## EXERCISE REQUIREMENTS
Set down all of the data that follows word for word, without the images.

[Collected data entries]
• • • • •
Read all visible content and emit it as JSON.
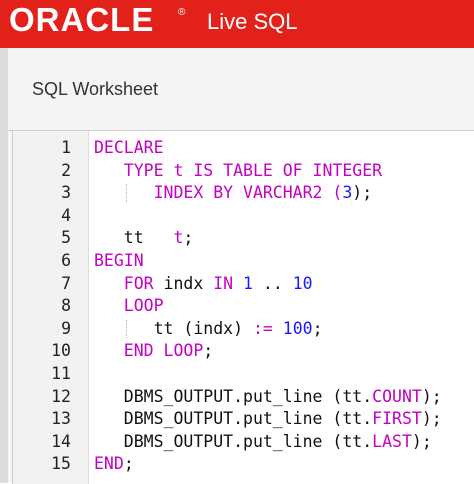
{
  "header": {
    "brand": "ORACLE",
    "registered_mark": "®",
    "product": "Live SQL"
  },
  "worksheet": {
    "title": "SQL Worksheet"
  },
  "code": {
    "line_numbers": [
      "1",
      "2",
      "3",
      "4",
      "5",
      "6",
      "7",
      "8",
      "9",
      "10",
      "11",
      "12",
      "13",
      "14",
      "15"
    ],
    "lines": [
      [
        {
          "t": "DECLARE",
          "c": "kw"
        }
      ],
      [
        {
          "t": "   TYPE t IS TABLE OF INTEGER",
          "c": "kw"
        }
      ],
      [
        {
          "t": "      INDEX BY VARCHAR2 (",
          "c": "kw"
        },
        {
          "t": "3",
          "c": "num"
        },
        {
          "t": ");",
          "c": "pl"
        }
      ],
      [],
      [
        {
          "t": "   tt   ",
          "c": "pl"
        },
        {
          "t": "t",
          "c": "kw"
        },
        {
          "t": ";",
          "c": "pl"
        }
      ],
      [
        {
          "t": "BEGIN",
          "c": "kw"
        }
      ],
      [
        {
          "t": "   FOR ",
          "c": "kw"
        },
        {
          "t": "indx ",
          "c": "pl"
        },
        {
          "t": "IN ",
          "c": "kw"
        },
        {
          "t": "1",
          "c": "num"
        },
        {
          "t": " .. ",
          "c": "pl"
        },
        {
          "t": "10",
          "c": "num"
        }
      ],
      [
        {
          "t": "   LOOP",
          "c": "kw"
        }
      ],
      [
        {
          "t": "      tt (indx) ",
          "c": "pl"
        },
        {
          "t": ":=",
          "c": "kw"
        },
        {
          "t": " ",
          "c": "pl"
        },
        {
          "t": "100",
          "c": "num"
        },
        {
          "t": ";",
          "c": "pl"
        }
      ],
      [
        {
          "t": "   END LOOP",
          "c": "kw"
        },
        {
          "t": ";",
          "c": "pl"
        }
      ],
      [],
      [
        {
          "t": "   DBMS_OUTPUT.put_line (tt.",
          "c": "pl"
        },
        {
          "t": "COUNT",
          "c": "kw"
        },
        {
          "t": ");",
          "c": "pl"
        }
      ],
      [
        {
          "t": "   DBMS_OUTPUT.put_line (tt.",
          "c": "pl"
        },
        {
          "t": "FIRST",
          "c": "kw"
        },
        {
          "t": ");",
          "c": "pl"
        }
      ],
      [
        {
          "t": "   DBMS_OUTPUT.put_line (tt.",
          "c": "pl"
        },
        {
          "t": "LAST",
          "c": "kw"
        },
        {
          "t": ");",
          "c": "pl"
        }
      ],
      [
        {
          "t": "END",
          "c": "kw"
        },
        {
          "t": ";",
          "c": "pl"
        }
      ]
    ]
  },
  "colors": {
    "header_bg": "#e3211b",
    "keyword": "#c400c4",
    "number": "#1a1aff"
  }
}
• • • • •
## REPLY
Read all visible content and emit it as JSON.
{
  "header": {
    "brand": "ORACLE",
    "registered_mark": "®",
    "product": "Live SQL"
  },
  "worksheet": {
    "title": "SQL Worksheet"
  },
  "code": {
    "line_numbers": [
      "1",
      "2",
      "3",
      "4",
      "5",
      "6",
      "7",
      "8",
      "9",
      "10",
      "11",
      "12",
      "13",
      "14",
      "15"
    ],
    "lines": [
      [
        {
          "t": "DECLARE",
          "c": "kw"
        }
      ],
      [
        {
          "t": "   TYPE t IS TABLE OF INTEGER",
          "c": "kw"
        }
      ],
      [
        {
          "t": "      INDEX BY VARCHAR2 (",
          "c": "kw"
        },
        {
          "t": "3",
          "c": "num"
        },
        {
          "t": ");",
          "c": "pl"
        }
      ],
      [],
      [
        {
          "t": "   tt   ",
          "c": "pl"
        },
        {
          "t": "t",
          "c": "kw"
        },
        {
          "t": ";",
          "c": "pl"
        }
      ],
      [
        {
          "t": "BEGIN",
          "c": "kw"
        }
      ],
      [
        {
          "t": "   FOR ",
          "c": "kw"
        },
        {
          "t": "indx ",
          "c": "pl"
        },
        {
          "t": "IN ",
          "c": "kw"
        },
        {
          "t": "1",
          "c": "num"
        },
        {
          "t": " .. ",
          "c": "pl"
        },
        {
          "t": "10",
          "c": "num"
        }
      ],
      [
        {
          "t": "   LOOP",
          "c": "kw"
        }
      ],
      [
        {
          "t": "      tt (indx) ",
          "c": "pl"
        },
        {
          "t": ":=",
          "c": "kw"
        },
        {
          "t": " ",
          "c": "pl"
        },
        {
          "t": "100",
          "c": "num"
        },
        {
          "t": ";",
          "c": "pl"
        }
      ],
      [
        {
          "t": "   END LOOP",
          "c": "kw"
        },
        {
          "t": ";",
          "c": "pl"
        }
      ],
      [],
      [
        {
          "t": "   DBMS_OUTPUT.put_line (tt.",
          "c": "pl"
        },
        {
          "t": "COUNT",
          "c": "kw"
        },
        {
          "t": ");",
          "c": "pl"
        }
      ],
      [
        {
          "t": "   DBMS_OUTPUT.put_line (tt.",
          "c": "pl"
        },
        {
          "t": "FIRST",
          "c": "kw"
        },
        {
          "t": ");",
          "c": "pl"
        }
      ],
      [
        {
          "t": "   DBMS_OUTPUT.put_line (tt.",
          "c": "pl"
        },
        {
          "t": "LAST",
          "c": "kw"
        },
        {
          "t": ");",
          "c": "pl"
        }
      ],
      [
        {
          "t": "END",
          "c": "kw"
        },
        {
          "t": ";",
          "c": "pl"
        }
      ]
    ]
  },
  "colors": {
    "header_bg": "#e3211b",
    "keyword": "#c400c4",
    "number": "#1a1aff"
  }
}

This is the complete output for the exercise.